* _The problem_: Print out each record below, unaltered and complete, without its images.

* START Listed records *

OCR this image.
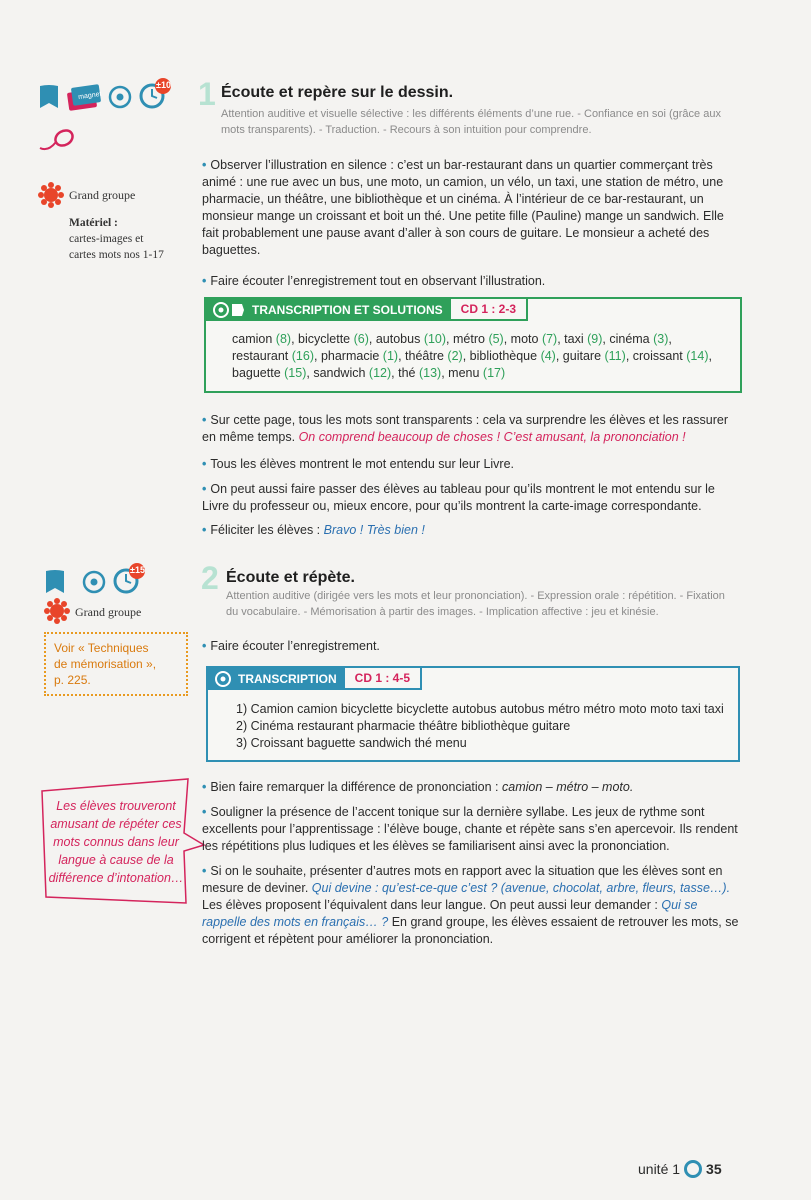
magnet
±10
Grand groupe
Matériel :
cartes-images et
cartes mots nos 1-17
1 Écoute et repère sur le dessin.
Attention auditive et visuelle sélective : les différents éléments d’une rue. - Confiance en soi (grâce aux
mots transparents). - Traduction. - Recours à son intuition pour comprendre.

• Observer l’illustration en silence : c’est un bar-restaurant dans un quartier commerçant très animé : une rue avec un bus, une moto, un camion, un vélo, un taxi, une station de métro, une pharmacie, un théâtre, une bibliothèque et un cinéma. À l’intérieur de ce bar-restaurant, un monsieur mange un croissant et boit un thé. Une petite fille (Pauline) mange un sandwich. Elle fait probablement une pause avant d’aller à son cours de guitare. Le monsieur a acheté des baguettes.

• Faire écouter l’enregistrement tout en observant l’illustration.

TRANSCRIPTION ET SOLUTIONS	CD 1 : 2-3
camion (8), bicyclette (6), autobus (10), métro (5), moto (7), taxi (9), cinéma (3), restaurant (16), pharmacie (1), théâtre (2), bibliothèque (4), guitare (11), croissant (14), baguette (15), sandwich (12), thé (13), menu (17)

• Sur cette page, tous les mots sont transparents : cela va surprendre les élèves et les rassurer en même temps. On comprend beaucoup de choses ! C’est amusant, la prononciation !

• Tous les élèves montrent le mot entendu sur leur Livre.

• On peut aussi faire passer des élèves au tableau pour qu’ils montrent le mot entendu sur le Livre du professeur ou, mieux encore, pour qu’ils montrent la carte-image correspondante.

• Féliciter les élèves : Bravo ! Très bien !

±15
Grand groupe
Voir « Techniques
de mémorisation »,
p. 225.
Les élèves trouveront
amusant de répéter ces
mots connus dans leur
langue à cause de la
différence d’intonation…
2 Écoute et répète.
Attention auditive (dirigée vers les mots et leur prononciation). - Expression orale : répétition. - Fixation
du vocabulaire. - Mémorisation à partir des images. - Implication affective : jeu et kinésie.

• Faire écouter l’enregistrement.

TRANSCRIPTION	CD 1 : 4-5
1) Camion camion bicyclette bicyclette autobus autobus métro métro moto moto taxi taxi
2) Cinéma restaurant pharmacie théâtre bibliothèque guitare
3) Croissant baguette sandwich thé menu

• Bien faire remarquer la différence de prononciation : camion – métro – moto.

• Souligner la présence de l’accent tonique sur la dernière syllabe. Les jeux de rythme sont excellents pour l’apprentissage : l’élève bouge, chante et répète sans s’en apercevoir. Ils rendent les répétitions plus ludiques et les élèves se familiarisent ainsi avec la prononciation.

• Si on le souhaite, présenter d’autres mots en rapport avec la situation que les élèves sont en mesure de deviner. Qui devine : qu’est-ce-que c’est ? (avenue, chocolat, arbre, fleurs, tasse…). Les élèves proposent l’équivalent dans leur langue. On peut aussi leur demander : Qui se rappelle des mots en français… ? En grand groupe, les élèves essaient de retrouver les mots, se corrigent et répètent pour améliorer la prononciation.

unité 1 35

* END Listed records *

* _Task result_:
OCR this image.
magnet
±10
Grand groupe
Matériel :
cartes-images et
cartes mots nos 1-17
1 Écoute et repère sur le dessin.
Attention auditive et visuelle sélective : les différents éléments d’une rue. - Confiance en soi (grâce aux
mots transparents). - Traduction. - Recours à son intuition pour comprendre.

• Observer l’illustration en silence : c’est un bar-restaurant dans un quartier commerçant très animé : une rue avec un bus, une moto, un camion, un vélo, un taxi, une station de métro, une pharmacie, un théâtre, une bibliothèque et un cinéma. À l’intérieur de ce bar-restaurant, un monsieur mange un croissant et boit un thé. Une petite fille (Pauline) mange un sandwich. Elle fait probablement une pause avant d’aller à son cours de guitare. Le monsieur a acheté des baguettes.

• Faire écouter l’enregistrement tout en observant l’illustration.

TRANSCRIPTION ET SOLUTIONS	CD 1 : 2-3
camion (8), bicyclette (6), autobus (10), métro (5), moto (7), taxi (9), cinéma (3), restaurant (16), pharmacie (1), théâtre (2), bibliothèque (4), guitare (11), croissant (14), baguette (15), sandwich (12), thé (13), menu (17)

• Sur cette page, tous les mots sont transparents : cela va surprendre les élèves et les rassurer en même temps. On comprend beaucoup de choses ! C’est amusant, la prononciation !

• Tous les élèves montrent le mot entendu sur leur Livre.

• On peut aussi faire passer des élèves au tableau pour qu’ils montrent le mot entendu sur le Livre du professeur ou, mieux encore, pour qu’ils montrent la carte-image correspondante.

• Féliciter les élèves : Bravo ! Très bien !

±15
Grand groupe
Voir « Techniques
de mémorisation »,
p. 225.
Les élèves trouveront
amusant de répéter ces
mots connus dans leur
langue à cause de la
différence d’intonation…
2 Écoute et répète.
Attention auditive (dirigée vers les mots et leur prononciation). - Expression orale : répétition. - Fixation
du vocabulaire. - Mémorisation à partir des images. - Implication affective : jeu et kinésie.

• Faire écouter l’enregistrement.

TRANSCRIPTION	CD 1 : 4-5
1) Camion camion bicyclette bicyclette autobus autobus métro métro moto moto taxi taxi
2) Cinéma restaurant pharmacie théâtre bibliothèque guitare
3) Croissant baguette sandwich thé menu

• Bien faire remarquer la différence de prononciation : camion – métro – moto.

• Souligner la présence de l’accent tonique sur la dernière syllabe. Les jeux de rythme sont excellents pour l’apprentissage : l’élève bouge, chante et répète sans s’en apercevoir. Ils rendent les répétitions plus ludiques et les élèves se familiarisent ainsi avec la prononciation.

• Si on le souhaite, présenter d’autres mots en rapport avec la situation que les élèves sont en mesure de deviner. Qui devine : qu’est-ce-que c’est ? (avenue, chocolat, arbre, fleurs, tasse…). Les élèves proposent l’équivalent dans leur langue. On peut aussi leur demander : Qui se rappelle des mots en français… ? En grand groupe, les élèves essaient de retrouver les mots, se corrigent et répètent pour améliorer la prononciation.

unité 1 35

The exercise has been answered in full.